● **What to work on**
Compile every line that includes the word "marker".

● **Extracted records**
——————————

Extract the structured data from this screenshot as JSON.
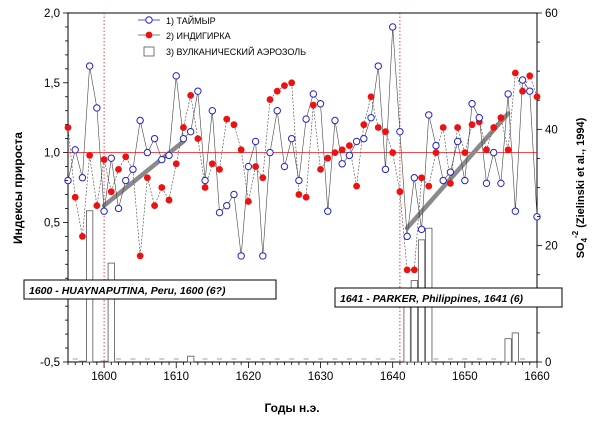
{
  "chart_data": {
    "type": "line",
    "xlabel": "Годы н.э.",
    "ylabel_left": "Индексы прироста",
    "ylabel_right_main": "SO",
    "ylabel_right_sub": "4",
    "ylabel_right_sup": "-2",
    "ylabel_right_rest": " (Zielinski et al., 1994)",
    "xlim": [
      1595,
      1660
    ],
    "ylim_left": [
      -0.5,
      2.0
    ],
    "ylim_right": [
      0,
      60
    ],
    "x_ticks": [
      "1600",
      "1610",
      "1620",
      "1630",
      "1640",
      "1650",
      "1660"
    ],
    "y_left_ticks": [
      "-0,5",
      "0,5",
      "1,0",
      "1,5",
      "2,0"
    ],
    "y_right_ticks": [
      "0",
      "20",
      "40",
      "60"
    ],
    "legend": {
      "position": "top-center",
      "entries": [
        "1) ТАЙМЫР",
        "2) ИНДИГИРКА",
        "3) ВУЛКАНИЧЕСКИЙ АЭРОЗОЛЬ"
      ]
    },
    "series": [
      {
        "name": "1) ТАЙМЫР",
        "color": "#2222cc",
        "marker": "open-circle",
        "x": [
          1595,
          1596,
          1597,
          1598,
          1599,
          1600,
          1601,
          1602,
          1603,
          1604,
          1605,
          1606,
          1607,
          1608,
          1609,
          1610,
          1611,
          1612,
          1613,
          1614,
          1615,
          1616,
          1617,
          1618,
          1619,
          1620,
          1621,
          1622,
          1623,
          1624,
          1625,
          1626,
          1627,
          1628,
          1629,
          1630,
          1631,
          1632,
          1633,
          1634,
          1635,
          1636,
          1637,
          1638,
          1639,
          1640,
          1641,
          1642,
          1643,
          1644,
          1645,
          1646,
          1647,
          1648,
          1649,
          1650,
          1651,
          1652,
          1653,
          1654,
          1655,
          1656,
          1657,
          1658,
          1659,
          1660
        ],
        "values": [
          0.8,
          1.02,
          0.82,
          1.62,
          1.32,
          0.58,
          0.96,
          0.6,
          0.8,
          0.88,
          1.23,
          1.0,
          1.1,
          0.95,
          0.98,
          1.55,
          1.1,
          1.15,
          1.44,
          0.8,
          1.3,
          0.57,
          0.62,
          0.7,
          0.26,
          0.9,
          1.08,
          0.26,
          1.0,
          1.3,
          0.9,
          1.1,
          0.8,
          1.24,
          1.42,
          1.35,
          0.58,
          1.23,
          0.92,
          0.98,
          1.08,
          1.1,
          1.25,
          1.62,
          0.88,
          1.9,
          1.15,
          0.4,
          0.82,
          0.45,
          1.27,
          1.05,
          0.8,
          0.86,
          1.08,
          0.8,
          1.35,
          1.25,
          0.78,
          1.0,
          0.78,
          1.42,
          0.58,
          1.52,
          1.44,
          0.54
        ]
      },
      {
        "name": "2) ИНДИГИРКА",
        "color": "#ee1111",
        "marker": "filled-circle",
        "x": [
          1595,
          1596,
          1597,
          1598,
          1599,
          1600,
          1601,
          1602,
          1603,
          1604,
          1605,
          1606,
          1607,
          1608,
          1609,
          1610,
          1611,
          1612,
          1613,
          1614,
          1615,
          1616,
          1617,
          1618,
          1619,
          1620,
          1621,
          1622,
          1623,
          1624,
          1625,
          1626,
          1627,
          1628,
          1629,
          1630,
          1631,
          1632,
          1633,
          1634,
          1635,
          1636,
          1637,
          1638,
          1639,
          1640,
          1641,
          1642,
          1643,
          1644,
          1645,
          1646,
          1647,
          1648,
          1649,
          1650,
          1651,
          1652,
          1653,
          1654,
          1655,
          1656,
          1657,
          1658,
          1659,
          1660
        ],
        "values": [
          1.18,
          0.68,
          0.4,
          0.98,
          0.62,
          0.95,
          0.72,
          0.88,
          0.97,
          0.88,
          0.26,
          0.82,
          0.62,
          0.75,
          0.66,
          0.92,
          1.18,
          1.41,
          1.1,
          0.75,
          0.92,
          0.88,
          1.24,
          1.2,
          1.02,
          0.65,
          0.9,
          0.82,
          1.38,
          1.44,
          1.48,
          1.5,
          0.7,
          0.68,
          1.34,
          0.88,
          0.96,
          1.0,
          1.02,
          1.05,
          0.76,
          1.2,
          1.4,
          1.18,
          1.15,
          1.0,
          0.72,
          0.16,
          0.16,
          0.82,
          0.76,
          1.0,
          1.18,
          0.78,
          1.18,
          1.0,
          1.2,
          1.22,
          1.02,
          1.18,
          1.25,
          1.02,
          1.57,
          1.44,
          1.55,
          1.4
        ]
      },
      {
        "name": "3) ВУЛКАНИЧЕСКИЙ АЭРОЗОЛЬ",
        "color": "#555555",
        "type": "bar",
        "x": [
          1597,
          1598,
          1600,
          1601,
          1612,
          1642,
          1643,
          1644,
          1645,
          1656,
          1657
        ],
        "values": [
          0,
          26,
          0,
          17,
          1,
          12,
          14,
          21,
          23,
          4,
          5
        ]
      }
    ],
    "annotations": [
      {
        "text": "1600 - HUAYNAPUTINA, Peru, 1600 (6?)"
      },
      {
        "text": "1641 - PARKER, Philippines, 1641 (6)"
      }
    ],
    "trend_lines": [
      {
        "x": [
          1600,
          1611
        ],
        "y": [
          0.62,
          1.08
        ]
      },
      {
        "x": [
          1642,
          1656
        ],
        "y": [
          0.46,
          1.28
        ]
      }
    ],
    "reference_line": {
      "y": 1.0,
      "color": "#ee1111"
    },
    "event_lines": {
      "x": [
        1600,
        1641
      ],
      "color": "#ee1111"
    },
    "grid": false
  }
}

——————————

● **Expected answer**
        "marker": "open-circle",
        "marker": "filled-circle",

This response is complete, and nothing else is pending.